━━━ Information given ━━━

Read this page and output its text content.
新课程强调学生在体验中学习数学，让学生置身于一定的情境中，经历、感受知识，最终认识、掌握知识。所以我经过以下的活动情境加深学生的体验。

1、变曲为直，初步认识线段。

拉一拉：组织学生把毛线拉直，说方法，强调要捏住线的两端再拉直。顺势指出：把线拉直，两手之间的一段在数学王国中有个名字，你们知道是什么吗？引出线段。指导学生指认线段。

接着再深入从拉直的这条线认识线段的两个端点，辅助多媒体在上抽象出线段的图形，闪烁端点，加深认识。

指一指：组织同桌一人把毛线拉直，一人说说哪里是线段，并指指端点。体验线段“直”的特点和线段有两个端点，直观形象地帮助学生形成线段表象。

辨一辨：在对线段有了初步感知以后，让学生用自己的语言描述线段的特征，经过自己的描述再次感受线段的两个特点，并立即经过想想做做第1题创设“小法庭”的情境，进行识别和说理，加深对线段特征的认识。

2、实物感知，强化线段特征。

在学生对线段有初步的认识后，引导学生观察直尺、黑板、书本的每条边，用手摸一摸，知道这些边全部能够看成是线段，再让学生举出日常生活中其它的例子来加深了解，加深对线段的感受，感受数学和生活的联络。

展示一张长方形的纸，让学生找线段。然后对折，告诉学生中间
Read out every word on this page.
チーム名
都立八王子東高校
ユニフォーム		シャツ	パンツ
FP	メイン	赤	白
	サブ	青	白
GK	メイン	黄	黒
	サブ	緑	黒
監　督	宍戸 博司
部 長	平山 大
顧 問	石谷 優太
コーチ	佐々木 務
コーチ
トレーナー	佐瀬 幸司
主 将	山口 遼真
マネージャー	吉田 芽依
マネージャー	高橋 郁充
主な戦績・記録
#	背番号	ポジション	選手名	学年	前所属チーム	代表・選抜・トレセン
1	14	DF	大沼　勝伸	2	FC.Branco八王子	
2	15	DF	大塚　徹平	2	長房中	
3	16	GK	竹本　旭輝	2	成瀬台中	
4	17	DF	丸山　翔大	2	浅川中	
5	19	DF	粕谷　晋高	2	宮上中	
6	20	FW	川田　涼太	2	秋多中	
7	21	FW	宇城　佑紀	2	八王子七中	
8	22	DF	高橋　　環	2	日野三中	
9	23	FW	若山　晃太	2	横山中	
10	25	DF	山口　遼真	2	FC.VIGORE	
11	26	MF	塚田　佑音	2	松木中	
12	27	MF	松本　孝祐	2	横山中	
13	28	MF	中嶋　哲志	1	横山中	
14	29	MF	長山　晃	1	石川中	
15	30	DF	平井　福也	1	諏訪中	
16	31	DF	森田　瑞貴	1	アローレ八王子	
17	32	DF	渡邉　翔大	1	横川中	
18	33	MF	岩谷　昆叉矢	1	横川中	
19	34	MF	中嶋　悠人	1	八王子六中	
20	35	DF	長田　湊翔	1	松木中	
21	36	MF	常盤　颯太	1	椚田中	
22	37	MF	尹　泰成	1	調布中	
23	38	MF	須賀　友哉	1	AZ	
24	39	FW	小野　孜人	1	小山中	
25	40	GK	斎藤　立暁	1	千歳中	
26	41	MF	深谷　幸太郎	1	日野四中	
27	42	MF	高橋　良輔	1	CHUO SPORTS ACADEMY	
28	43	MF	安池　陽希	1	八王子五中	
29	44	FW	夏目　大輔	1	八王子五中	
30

━━━

● Objective
Give the number of lines above in which the word "八王子五中" occurs, with nothing else.

● Response to this exercise
2